Aim 1:
Rewrite the entries from their start through the line containing "wind-barb xyxy=(663,424,669,430)", changing "surface-wind-barb" to "near-surface-wind-barb" and leaving everything else as it is.

Reading passage:
※
I hope I'm not committing a transgression by posting this but saw other people posting shots of Windows so...

I've been trying out PC-BSD 9.0, Isotope, for the past couple weeks. It's based on the new FreeBSD 9.0 release with a graphic installer that puts you into KDE 4. I'm using it on my Sony Viao laptop with Intel 1.6GHz Dual Core and 1GB RAM and it recognized all my hardware, including wi-fi, out of the box without having to tweak anything

Where Puppy has .pet PC-BSD uses .pbi files that act like an .exe and install all the dependencies for the application, although you can still use ports which I favor. System and program updates are scanned for and updated through a GUI.

I've used PC-BSD since the early days and this is the most stable and slick version I've seen to date.
That's interesting. I'd have thought 1 GB of RAM was pretty much minimal for PC-BSD - I thought it needed 2 GB of RAM. How well does it run on your machine, especially with , say, several tabs or windows open in Firefox??
Gigabyte M68MT-52P motherboard, AMD Athlon II X4 630, 5.8 GB of DDR3 RAM and a 250 GB Hitachi hard drive running Ubuntu 16.04.6, MX-19.2, Peppermint 10, PCLinuxOS 20.02, LXLE 18.04.3, Pardus 19.2, exGENT 200119, Bionic Pup 8.0 and Xenial CE 7.5 XL.
※
Listed records:
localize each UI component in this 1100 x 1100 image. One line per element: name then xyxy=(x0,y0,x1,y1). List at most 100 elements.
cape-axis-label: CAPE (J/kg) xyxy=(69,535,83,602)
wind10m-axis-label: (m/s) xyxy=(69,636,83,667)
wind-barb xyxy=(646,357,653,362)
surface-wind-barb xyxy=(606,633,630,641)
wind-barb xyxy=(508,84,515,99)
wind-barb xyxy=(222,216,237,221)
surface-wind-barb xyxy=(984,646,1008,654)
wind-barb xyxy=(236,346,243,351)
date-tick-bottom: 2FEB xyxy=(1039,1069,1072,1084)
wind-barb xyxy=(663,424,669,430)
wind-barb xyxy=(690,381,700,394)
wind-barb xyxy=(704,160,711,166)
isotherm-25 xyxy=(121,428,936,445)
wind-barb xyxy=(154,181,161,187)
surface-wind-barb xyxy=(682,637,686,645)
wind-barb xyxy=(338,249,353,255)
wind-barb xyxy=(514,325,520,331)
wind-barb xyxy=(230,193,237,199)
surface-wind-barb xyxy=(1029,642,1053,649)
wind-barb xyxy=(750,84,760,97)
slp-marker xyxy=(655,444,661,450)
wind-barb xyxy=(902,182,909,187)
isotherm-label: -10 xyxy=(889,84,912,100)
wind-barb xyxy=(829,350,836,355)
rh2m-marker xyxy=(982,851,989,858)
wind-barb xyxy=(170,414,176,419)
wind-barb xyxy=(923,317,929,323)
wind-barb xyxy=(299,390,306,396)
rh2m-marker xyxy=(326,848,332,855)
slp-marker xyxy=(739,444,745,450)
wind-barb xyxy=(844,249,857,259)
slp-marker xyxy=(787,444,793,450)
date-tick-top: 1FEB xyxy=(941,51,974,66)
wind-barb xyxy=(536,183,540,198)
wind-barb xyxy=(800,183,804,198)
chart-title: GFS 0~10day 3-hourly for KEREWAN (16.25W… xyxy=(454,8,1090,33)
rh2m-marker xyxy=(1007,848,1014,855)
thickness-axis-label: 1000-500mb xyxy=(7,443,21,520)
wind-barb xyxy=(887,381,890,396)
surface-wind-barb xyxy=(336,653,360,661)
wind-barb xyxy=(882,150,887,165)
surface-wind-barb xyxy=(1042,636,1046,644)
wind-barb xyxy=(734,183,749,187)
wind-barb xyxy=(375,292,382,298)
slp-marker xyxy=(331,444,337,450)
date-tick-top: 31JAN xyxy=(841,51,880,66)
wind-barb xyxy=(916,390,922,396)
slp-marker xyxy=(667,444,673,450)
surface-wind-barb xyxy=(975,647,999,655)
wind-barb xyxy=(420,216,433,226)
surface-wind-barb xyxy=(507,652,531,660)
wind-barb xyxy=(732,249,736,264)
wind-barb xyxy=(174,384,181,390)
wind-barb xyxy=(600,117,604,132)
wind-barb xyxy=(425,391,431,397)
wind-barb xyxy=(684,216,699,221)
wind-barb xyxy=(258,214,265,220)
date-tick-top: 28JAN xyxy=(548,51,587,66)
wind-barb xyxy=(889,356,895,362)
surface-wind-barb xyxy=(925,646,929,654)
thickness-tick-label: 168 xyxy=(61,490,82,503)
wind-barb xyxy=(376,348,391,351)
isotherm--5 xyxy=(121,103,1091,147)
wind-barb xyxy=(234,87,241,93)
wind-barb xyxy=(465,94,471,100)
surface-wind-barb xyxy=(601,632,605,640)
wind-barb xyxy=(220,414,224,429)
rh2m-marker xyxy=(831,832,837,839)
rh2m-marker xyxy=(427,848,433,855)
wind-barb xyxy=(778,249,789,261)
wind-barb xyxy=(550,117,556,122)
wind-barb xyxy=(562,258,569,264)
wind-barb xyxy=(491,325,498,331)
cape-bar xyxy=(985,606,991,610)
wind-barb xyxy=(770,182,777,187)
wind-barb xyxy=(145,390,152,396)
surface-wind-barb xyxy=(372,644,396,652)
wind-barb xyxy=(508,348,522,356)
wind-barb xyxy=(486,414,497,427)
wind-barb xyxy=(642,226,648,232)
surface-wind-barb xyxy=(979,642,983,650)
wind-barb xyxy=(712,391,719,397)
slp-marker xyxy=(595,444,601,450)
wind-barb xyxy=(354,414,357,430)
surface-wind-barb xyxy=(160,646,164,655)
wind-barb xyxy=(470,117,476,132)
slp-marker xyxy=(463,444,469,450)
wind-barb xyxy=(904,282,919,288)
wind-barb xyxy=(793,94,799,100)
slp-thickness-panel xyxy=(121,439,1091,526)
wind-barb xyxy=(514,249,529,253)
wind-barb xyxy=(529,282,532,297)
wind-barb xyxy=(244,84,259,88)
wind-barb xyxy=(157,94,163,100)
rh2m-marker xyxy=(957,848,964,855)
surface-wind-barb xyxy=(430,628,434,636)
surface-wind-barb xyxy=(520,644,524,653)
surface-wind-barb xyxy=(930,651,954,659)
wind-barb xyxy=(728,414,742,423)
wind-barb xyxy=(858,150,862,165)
※
Aim 2:
According to the forum post, which release is PC-BSD 9.0 based on?

Correct output 1:
localize each UI component in this 1100 x 1100 image. One line per element: name then xyxy=(x0,y0,x1,y1). List at most 100 elements.
cape-axis-label: CAPE (J/kg) xyxy=(69,535,83,602)
wind10m-axis-label: (m/s) xyxy=(69,636,83,667)
wind-barb xyxy=(646,357,653,362)
near-surface-wind-barb xyxy=(606,633,630,641)
wind-barb xyxy=(508,84,515,99)
wind-barb xyxy=(222,216,237,221)
near-surface-wind-barb xyxy=(984,646,1008,654)
wind-barb xyxy=(236,346,243,351)
date-tick-bottom: 2FEB xyxy=(1039,1069,1072,1084)
wind-barb xyxy=(663,424,669,430)

Correct output 2:
The new FreeBSD 9.0 release.